YOUR GOAL>
Reproduce nothing but the closing run of lines: the line with "Transcribe this image's" and each line that follows it to the end of the data.

Items listed in a dataset
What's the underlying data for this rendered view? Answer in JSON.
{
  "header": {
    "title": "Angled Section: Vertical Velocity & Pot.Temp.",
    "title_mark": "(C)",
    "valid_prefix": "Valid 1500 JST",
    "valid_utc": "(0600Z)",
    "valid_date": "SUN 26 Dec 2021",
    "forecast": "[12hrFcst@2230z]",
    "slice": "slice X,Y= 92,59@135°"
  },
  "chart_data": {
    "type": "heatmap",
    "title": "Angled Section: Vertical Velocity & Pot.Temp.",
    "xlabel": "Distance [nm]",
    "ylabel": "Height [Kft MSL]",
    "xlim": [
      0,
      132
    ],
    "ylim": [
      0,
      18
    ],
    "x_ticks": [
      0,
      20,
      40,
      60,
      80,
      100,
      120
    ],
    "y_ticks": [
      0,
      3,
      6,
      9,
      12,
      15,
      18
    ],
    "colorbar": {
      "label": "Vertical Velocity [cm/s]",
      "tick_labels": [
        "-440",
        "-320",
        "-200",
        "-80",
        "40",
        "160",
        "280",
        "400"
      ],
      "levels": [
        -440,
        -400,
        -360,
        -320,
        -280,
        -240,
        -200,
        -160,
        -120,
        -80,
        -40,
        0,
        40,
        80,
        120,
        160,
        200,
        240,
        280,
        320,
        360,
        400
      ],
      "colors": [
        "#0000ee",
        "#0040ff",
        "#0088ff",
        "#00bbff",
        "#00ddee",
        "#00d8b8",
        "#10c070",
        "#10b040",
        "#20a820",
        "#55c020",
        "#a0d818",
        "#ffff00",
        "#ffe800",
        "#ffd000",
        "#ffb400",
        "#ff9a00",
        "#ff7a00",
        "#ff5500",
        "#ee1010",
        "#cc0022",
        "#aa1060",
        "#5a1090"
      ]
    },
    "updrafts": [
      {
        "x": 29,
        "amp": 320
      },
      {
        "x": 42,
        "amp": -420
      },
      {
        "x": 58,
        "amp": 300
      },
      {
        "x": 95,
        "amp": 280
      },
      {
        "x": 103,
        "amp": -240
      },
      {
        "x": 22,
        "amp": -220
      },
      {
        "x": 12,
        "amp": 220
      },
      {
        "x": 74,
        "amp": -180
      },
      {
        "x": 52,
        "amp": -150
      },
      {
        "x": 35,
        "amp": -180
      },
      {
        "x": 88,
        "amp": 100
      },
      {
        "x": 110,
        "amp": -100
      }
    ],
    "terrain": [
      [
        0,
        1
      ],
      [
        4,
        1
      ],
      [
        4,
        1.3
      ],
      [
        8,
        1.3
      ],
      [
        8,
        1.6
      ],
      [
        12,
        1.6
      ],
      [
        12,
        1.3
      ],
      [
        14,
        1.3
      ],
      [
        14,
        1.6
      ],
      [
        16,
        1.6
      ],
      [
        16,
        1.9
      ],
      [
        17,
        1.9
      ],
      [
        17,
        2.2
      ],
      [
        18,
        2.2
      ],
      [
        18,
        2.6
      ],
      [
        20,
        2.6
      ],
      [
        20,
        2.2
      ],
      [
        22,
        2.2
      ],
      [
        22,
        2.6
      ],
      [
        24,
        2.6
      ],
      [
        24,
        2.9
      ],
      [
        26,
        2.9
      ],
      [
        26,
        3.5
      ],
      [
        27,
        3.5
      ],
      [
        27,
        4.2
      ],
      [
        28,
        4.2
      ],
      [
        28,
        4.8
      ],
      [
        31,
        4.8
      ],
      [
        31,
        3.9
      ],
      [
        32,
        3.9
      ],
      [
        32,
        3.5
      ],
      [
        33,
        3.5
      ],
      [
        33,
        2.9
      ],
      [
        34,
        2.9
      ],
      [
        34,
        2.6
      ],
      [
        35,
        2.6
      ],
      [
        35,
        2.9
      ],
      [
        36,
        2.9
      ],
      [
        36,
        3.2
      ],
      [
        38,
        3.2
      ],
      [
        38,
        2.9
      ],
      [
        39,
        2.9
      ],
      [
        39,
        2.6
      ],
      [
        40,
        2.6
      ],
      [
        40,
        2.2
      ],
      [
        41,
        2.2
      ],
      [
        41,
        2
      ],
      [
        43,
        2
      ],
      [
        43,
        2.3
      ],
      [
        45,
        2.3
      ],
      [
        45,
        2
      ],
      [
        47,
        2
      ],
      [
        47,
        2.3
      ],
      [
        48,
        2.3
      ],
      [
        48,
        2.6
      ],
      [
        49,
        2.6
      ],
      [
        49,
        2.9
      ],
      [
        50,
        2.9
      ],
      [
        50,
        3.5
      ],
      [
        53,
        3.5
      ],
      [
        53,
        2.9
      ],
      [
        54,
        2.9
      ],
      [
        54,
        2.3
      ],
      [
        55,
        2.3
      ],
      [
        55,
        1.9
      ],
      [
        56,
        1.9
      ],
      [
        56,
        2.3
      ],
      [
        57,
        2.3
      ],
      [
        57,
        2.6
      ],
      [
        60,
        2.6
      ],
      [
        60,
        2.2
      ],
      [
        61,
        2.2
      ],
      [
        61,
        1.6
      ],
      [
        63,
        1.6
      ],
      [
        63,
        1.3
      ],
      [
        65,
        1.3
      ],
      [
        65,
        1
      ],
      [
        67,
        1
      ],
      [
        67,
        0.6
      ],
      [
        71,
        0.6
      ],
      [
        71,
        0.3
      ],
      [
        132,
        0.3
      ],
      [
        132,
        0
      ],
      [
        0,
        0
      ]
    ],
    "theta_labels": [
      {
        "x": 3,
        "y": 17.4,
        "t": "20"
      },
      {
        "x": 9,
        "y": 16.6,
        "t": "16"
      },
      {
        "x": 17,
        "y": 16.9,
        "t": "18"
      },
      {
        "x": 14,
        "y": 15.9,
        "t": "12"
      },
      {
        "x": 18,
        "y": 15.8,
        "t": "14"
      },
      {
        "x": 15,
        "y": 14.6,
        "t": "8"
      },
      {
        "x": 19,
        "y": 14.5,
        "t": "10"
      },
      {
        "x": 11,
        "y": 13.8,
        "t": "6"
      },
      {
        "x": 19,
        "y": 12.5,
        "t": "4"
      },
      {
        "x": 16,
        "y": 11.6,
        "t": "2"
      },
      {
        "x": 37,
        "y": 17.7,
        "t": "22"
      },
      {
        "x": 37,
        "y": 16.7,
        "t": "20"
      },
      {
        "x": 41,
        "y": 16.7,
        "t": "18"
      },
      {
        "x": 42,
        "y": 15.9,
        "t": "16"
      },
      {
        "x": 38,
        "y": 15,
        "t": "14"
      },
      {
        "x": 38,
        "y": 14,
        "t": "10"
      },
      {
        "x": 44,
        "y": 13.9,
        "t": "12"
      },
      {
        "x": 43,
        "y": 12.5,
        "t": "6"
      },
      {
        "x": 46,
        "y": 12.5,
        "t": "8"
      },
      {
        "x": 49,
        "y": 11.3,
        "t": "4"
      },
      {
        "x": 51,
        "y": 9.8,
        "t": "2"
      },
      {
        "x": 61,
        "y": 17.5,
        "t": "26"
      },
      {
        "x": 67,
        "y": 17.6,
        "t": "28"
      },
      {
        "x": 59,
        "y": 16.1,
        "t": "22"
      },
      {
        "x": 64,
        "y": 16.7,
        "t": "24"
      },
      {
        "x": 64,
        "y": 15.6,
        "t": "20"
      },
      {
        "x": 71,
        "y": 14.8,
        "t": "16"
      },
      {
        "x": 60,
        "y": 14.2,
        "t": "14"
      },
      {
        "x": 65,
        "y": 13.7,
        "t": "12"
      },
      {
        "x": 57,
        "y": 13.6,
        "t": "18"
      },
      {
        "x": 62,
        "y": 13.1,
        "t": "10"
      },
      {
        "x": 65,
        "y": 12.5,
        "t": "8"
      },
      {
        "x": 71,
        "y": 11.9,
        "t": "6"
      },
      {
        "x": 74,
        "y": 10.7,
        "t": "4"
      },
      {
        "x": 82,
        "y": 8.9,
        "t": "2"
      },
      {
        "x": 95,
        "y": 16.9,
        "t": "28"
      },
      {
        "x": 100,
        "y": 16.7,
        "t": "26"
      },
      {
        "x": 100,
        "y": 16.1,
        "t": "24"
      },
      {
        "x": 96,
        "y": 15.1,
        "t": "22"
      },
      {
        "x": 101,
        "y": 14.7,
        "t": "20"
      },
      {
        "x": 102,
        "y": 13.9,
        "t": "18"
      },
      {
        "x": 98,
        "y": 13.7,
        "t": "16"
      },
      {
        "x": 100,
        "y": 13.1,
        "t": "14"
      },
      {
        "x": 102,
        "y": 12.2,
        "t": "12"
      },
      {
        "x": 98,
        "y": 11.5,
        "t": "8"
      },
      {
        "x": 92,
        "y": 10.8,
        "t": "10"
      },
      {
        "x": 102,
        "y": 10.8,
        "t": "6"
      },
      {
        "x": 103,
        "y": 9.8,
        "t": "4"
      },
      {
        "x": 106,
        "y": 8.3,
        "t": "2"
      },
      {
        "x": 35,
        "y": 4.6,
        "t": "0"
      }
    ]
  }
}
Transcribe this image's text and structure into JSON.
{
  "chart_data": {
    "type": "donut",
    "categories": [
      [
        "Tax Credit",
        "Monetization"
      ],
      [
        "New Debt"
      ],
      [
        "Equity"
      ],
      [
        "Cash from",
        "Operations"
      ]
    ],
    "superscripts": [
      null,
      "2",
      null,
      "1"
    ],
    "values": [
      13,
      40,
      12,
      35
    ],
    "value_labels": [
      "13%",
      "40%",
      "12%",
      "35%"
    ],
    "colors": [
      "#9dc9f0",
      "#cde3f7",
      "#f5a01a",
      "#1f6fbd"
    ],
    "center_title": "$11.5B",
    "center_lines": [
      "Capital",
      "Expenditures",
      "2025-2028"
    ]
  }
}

FINISHED ANSWER>
Transcribe this image's text and structure into JSON.
{
  "chart_data": {
    "type": "donut",
    "categories": [
      [
        "Tax Credit",
        "Monetization"
      ],
      [
        "New Debt"
      ],
      [
        "Equity"
      ],
      [
        "Cash from",
        "Operations"
      ]
    ],
    "superscripts": [
      null,
      "2",
      null,
      "1"
    ],
    "values": [
      13,
      40,
      12,
      35
    ],
    "value_labels": [
      "13%",
      "40%",
      "12%",
      "35%"
    ],
    "colors": [
      "#9dc9f0",
      "#cde3f7",
      "#f5a01a",
      "#1f6fbd"
    ],
    "center_title": "$11.5B",
    "center_lines": [
      "Capital",
      "Expenditures",
      "2025-2028"
    ]
  }
}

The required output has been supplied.